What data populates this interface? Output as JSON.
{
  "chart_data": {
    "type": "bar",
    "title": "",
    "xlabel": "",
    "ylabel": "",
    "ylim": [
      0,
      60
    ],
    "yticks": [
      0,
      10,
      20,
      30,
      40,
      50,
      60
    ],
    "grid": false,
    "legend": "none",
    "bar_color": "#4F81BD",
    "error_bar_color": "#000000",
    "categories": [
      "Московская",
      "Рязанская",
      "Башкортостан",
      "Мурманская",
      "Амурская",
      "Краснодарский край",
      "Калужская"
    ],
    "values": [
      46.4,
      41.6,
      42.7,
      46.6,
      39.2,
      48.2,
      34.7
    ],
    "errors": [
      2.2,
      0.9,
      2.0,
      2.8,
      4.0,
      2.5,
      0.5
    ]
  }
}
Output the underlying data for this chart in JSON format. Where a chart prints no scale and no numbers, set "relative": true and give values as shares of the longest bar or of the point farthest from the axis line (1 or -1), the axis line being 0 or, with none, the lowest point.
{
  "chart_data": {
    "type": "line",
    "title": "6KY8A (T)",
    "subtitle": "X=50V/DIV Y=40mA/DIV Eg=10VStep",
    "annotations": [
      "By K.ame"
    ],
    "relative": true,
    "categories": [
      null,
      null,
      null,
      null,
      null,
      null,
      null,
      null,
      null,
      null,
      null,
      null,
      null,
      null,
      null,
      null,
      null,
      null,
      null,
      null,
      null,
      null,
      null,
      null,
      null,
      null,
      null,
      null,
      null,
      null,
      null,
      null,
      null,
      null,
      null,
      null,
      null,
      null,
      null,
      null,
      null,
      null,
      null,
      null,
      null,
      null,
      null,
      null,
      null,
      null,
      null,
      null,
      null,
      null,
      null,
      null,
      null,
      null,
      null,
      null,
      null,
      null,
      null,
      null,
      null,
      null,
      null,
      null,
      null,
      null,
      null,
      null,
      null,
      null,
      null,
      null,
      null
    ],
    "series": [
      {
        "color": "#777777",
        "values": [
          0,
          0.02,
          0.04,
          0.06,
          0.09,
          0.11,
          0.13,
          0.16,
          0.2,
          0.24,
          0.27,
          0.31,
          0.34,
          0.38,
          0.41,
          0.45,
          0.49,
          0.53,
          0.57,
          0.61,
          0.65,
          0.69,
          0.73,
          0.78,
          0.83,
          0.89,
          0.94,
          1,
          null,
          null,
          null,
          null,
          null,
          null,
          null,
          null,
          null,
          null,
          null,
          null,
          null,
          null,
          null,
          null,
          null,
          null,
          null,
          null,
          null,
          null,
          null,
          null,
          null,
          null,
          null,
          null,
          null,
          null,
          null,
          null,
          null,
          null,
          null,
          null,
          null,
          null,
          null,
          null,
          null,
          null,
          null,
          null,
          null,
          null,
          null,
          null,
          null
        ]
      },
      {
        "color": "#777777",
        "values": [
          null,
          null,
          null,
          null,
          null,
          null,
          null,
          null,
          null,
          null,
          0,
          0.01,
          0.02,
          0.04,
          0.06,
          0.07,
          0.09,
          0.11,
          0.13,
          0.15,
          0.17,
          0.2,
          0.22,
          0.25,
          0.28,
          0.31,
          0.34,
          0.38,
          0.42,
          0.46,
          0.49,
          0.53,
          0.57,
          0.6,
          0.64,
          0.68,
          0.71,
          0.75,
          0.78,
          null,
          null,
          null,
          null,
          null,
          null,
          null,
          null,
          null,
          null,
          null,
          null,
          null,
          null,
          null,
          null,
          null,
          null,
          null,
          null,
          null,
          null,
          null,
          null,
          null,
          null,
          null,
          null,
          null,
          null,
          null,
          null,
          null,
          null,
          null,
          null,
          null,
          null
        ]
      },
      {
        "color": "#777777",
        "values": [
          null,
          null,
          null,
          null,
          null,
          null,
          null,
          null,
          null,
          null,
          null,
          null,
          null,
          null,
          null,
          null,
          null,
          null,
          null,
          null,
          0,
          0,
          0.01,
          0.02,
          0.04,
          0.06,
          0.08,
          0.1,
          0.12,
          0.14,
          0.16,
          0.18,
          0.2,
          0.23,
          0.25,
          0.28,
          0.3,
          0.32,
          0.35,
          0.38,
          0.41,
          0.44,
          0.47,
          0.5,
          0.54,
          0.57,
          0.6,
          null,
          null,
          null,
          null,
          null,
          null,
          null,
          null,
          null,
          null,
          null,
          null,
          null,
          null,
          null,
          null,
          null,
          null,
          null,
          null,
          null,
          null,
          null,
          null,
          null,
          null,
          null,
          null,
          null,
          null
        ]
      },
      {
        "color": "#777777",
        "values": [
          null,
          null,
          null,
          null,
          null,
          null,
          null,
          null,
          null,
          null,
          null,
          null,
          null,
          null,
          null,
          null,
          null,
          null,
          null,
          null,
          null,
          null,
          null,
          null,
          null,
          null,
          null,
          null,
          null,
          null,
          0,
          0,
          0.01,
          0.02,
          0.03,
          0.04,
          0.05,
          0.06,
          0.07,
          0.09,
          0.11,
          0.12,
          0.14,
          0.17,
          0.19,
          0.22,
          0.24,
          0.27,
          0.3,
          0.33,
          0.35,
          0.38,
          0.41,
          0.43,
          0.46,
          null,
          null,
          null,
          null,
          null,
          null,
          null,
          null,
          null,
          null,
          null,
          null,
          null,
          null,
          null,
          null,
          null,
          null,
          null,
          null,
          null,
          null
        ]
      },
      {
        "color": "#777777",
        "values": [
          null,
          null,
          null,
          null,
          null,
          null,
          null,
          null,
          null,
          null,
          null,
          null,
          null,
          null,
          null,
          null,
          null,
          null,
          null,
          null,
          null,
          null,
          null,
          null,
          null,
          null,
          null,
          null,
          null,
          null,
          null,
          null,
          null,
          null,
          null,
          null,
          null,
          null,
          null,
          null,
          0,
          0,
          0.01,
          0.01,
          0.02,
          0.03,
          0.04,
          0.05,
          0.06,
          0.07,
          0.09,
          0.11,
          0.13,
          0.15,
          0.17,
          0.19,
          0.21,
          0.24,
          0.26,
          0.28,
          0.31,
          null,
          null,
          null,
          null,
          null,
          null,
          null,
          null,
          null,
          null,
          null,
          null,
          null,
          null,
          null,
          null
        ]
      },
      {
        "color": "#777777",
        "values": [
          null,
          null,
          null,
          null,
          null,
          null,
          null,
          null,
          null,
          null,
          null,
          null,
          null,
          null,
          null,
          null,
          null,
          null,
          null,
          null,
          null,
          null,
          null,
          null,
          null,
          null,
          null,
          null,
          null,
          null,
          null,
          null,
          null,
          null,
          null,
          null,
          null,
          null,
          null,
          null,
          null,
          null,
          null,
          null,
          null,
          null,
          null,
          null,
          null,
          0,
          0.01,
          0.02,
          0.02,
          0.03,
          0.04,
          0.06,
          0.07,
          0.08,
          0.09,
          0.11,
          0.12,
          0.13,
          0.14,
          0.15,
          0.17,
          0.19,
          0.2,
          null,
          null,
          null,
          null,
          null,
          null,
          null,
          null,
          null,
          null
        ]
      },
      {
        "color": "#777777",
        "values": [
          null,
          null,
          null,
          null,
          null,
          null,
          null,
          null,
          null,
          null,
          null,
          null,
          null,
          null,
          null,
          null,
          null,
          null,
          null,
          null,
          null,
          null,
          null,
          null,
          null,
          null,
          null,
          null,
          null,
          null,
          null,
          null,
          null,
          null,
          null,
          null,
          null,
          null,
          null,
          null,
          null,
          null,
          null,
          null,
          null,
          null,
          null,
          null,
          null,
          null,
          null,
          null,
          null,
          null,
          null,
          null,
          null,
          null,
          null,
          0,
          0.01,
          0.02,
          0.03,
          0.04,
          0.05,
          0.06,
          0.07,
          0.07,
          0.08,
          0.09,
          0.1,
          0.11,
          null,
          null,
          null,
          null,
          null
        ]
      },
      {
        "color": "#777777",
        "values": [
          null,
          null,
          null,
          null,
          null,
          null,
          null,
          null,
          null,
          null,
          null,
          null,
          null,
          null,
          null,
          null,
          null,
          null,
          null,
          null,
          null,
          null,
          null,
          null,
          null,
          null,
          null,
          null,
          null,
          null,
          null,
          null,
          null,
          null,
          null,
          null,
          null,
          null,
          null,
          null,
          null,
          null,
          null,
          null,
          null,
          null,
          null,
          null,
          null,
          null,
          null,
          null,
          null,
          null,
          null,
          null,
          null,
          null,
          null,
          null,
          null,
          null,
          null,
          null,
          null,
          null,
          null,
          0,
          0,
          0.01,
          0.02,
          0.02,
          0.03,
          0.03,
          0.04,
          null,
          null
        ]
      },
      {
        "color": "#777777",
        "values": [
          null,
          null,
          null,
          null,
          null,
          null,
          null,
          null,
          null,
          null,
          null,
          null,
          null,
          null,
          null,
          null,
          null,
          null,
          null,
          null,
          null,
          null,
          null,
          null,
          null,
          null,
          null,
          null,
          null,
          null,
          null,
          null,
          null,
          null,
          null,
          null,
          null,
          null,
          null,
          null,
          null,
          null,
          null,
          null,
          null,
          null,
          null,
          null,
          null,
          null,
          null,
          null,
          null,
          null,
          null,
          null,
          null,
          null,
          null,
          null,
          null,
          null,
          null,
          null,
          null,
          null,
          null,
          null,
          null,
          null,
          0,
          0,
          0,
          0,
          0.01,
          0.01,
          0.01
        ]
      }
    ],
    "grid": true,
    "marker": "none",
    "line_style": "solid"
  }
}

- - - - -

- TASK OBJECTIVE -
Copy every line in the listing above where the string "JSON" turns up.

- EXERCISE RESULT -
What data populates this interface? Output as JSON.
Output the underlying data for this chart in JSON format. Where a chart prints no scale and no numbers, set "relative": true and give values as shares of the longest bar or of the point farthest from the axis line (1 or -1), the axis line being 0 or, with none, the lowest point.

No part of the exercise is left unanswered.